Text provided

┌────────

CogitoErgoSometimes Fri 05-Oct-12 08:43:59

The mother has created this 'Judgement of Solomon' situation, has acted selfishly by taking them to Australia under false pretences, and is the one not putting the children's interests first. I heard a similar case recently about a Japanese woman that removed the children from a loving father in Scotland without any warning. As the extradition arrangements are different, that man hasn't seen or even heard from his children for many years. When it gets to the stage that the courts are involved, the parents have massively failed their kids.... not the authorities.

LtEveDallas Fri 05-Oct-12 08:57:37

God those photos are horrible. But I've got to say, whether the father is lovely or abusive - to me it doesn't matter. The children don't want to go.

Why wasn't the father there? Why put your children through such a thing with only strangers there?

All this is going to do is make the children hate the father and hate the system. Poor kids are going to be so screwed up.

Down the line what is the father going to do - They could easily become runaways now. One of my childhood friends ran away from home rather than have to see her abusive mother - as ordered by the courts. She was gone over 6 months and when she came back she was horribly changed. How is the father going to stop this?

The parents are both at fault, but I doubt very much the children will see it that way. All they know is that their mother tried to keep them, they were dragged from her arms, the 'system' didn't listen to them, and it's all their dads fault...

MovingGal Fri 05-Oct-12 08:57:57

It was reported on the TV here that the Mother said she could not go back to Italy because "she is hated there".

If this is true - and not twisted or taken out of context - I can't understand it.

If my kids were in another country where I could have access or shared living arrangements then a few haters would not stop me. I suspect that in all of Florence there might be someone who would not hate her.

└────────

Activities
a) Please echo the part of the thread that opens with the words containing "LtEveDallas Fri 05-Oct-12" and closes with "to stop this?".
b) In the thread, why does LtEveDallas doubt the children will see both parents as being at fault? Answer in one to three sentences.

Given information
┌────────

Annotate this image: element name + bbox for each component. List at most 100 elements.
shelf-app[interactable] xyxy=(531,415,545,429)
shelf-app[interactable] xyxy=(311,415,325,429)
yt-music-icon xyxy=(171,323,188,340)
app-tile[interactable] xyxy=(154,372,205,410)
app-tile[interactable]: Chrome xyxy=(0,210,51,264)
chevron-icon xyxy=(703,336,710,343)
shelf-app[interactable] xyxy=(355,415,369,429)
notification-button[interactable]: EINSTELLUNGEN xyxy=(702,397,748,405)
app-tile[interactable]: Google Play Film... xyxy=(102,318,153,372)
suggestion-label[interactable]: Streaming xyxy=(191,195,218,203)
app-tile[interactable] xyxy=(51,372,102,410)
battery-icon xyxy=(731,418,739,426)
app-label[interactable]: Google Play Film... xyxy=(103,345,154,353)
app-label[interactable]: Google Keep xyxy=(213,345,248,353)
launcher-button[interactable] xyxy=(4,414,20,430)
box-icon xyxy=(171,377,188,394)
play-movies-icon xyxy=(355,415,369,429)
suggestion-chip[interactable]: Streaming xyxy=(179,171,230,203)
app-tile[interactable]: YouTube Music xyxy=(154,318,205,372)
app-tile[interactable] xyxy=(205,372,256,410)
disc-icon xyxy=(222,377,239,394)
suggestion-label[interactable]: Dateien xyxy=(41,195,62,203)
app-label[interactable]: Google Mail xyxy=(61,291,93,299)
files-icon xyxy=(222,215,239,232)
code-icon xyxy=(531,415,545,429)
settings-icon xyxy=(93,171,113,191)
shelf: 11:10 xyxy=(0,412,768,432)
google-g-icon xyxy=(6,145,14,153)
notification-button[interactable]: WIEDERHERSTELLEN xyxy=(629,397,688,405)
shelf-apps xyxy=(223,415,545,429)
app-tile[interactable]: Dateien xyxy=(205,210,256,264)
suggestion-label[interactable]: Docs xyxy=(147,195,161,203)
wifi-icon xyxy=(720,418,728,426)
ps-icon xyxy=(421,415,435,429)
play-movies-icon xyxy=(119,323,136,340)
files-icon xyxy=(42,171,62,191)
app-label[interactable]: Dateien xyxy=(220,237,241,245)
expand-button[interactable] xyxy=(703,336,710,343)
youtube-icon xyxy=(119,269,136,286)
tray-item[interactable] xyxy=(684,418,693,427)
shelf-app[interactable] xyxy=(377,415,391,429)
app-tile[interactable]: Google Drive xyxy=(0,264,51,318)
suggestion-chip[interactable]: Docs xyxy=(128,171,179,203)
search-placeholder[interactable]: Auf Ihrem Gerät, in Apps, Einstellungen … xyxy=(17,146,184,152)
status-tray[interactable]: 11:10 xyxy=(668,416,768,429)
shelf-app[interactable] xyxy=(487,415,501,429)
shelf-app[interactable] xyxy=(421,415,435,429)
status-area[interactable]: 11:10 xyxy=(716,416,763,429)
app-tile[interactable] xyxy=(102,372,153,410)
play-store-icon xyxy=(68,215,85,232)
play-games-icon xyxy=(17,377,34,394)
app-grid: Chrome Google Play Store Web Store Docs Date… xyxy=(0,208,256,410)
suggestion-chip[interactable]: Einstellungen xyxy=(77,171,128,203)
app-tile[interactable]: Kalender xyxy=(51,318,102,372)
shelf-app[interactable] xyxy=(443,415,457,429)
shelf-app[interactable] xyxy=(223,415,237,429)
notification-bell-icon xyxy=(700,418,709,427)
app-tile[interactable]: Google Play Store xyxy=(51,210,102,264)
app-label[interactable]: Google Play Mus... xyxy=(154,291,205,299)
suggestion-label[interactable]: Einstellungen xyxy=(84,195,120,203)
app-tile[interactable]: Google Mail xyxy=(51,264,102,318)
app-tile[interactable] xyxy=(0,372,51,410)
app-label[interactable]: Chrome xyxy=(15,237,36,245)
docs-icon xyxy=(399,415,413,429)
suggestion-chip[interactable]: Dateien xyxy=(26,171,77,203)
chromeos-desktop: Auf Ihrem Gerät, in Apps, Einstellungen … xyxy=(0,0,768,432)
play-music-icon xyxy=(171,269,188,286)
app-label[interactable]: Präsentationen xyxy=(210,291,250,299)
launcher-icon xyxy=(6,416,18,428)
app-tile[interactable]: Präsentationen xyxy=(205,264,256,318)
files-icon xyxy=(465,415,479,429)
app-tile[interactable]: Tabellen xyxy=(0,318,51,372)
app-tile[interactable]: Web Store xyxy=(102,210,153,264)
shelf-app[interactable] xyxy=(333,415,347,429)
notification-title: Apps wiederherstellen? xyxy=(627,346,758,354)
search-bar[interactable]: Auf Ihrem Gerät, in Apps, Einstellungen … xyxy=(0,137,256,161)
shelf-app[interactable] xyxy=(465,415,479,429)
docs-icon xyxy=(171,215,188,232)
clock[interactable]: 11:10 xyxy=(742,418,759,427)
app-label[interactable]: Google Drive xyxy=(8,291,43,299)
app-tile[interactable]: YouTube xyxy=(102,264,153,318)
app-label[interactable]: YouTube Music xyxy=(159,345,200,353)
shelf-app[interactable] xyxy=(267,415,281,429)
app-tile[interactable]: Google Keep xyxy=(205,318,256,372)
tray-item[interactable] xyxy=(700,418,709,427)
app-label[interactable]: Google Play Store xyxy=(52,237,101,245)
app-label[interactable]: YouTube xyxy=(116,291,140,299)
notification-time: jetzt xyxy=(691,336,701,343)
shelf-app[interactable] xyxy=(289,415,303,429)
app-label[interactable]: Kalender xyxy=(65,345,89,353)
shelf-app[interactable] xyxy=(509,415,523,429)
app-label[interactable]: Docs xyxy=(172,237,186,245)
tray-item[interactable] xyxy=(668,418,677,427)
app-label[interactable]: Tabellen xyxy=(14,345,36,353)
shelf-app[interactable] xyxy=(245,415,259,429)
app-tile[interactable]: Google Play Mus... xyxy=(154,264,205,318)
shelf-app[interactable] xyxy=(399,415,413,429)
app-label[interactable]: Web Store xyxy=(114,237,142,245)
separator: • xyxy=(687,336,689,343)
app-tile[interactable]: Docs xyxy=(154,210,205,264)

└────────

Answers in order
a)
LtEveDallas Fri 05-Oct-12 08:57:37

God those photos are horrible. But I've got to say, whether the father is lovely or abusive - to me it doesn't matter. The children don't want to go.

Why wasn't the father there? Why put your children through such a thing with only strangers there?

All this is going to do is make the children hate the father and hate the system. Poor kids are going to be so screwed up.

Down the line what is the father going to do - They could easily become runaways now. One of my childhood friends ran away from home rather than have to see her abusive mother - as ordered by the courts. She was gone over 6 months and when she came back she was horribly changed. How is the father going to stop this?

b) The children know only that their mother tried to keep them, that they were dragged from her arms, and that the system didn't listen to them. So they will see it all as their dad's fault.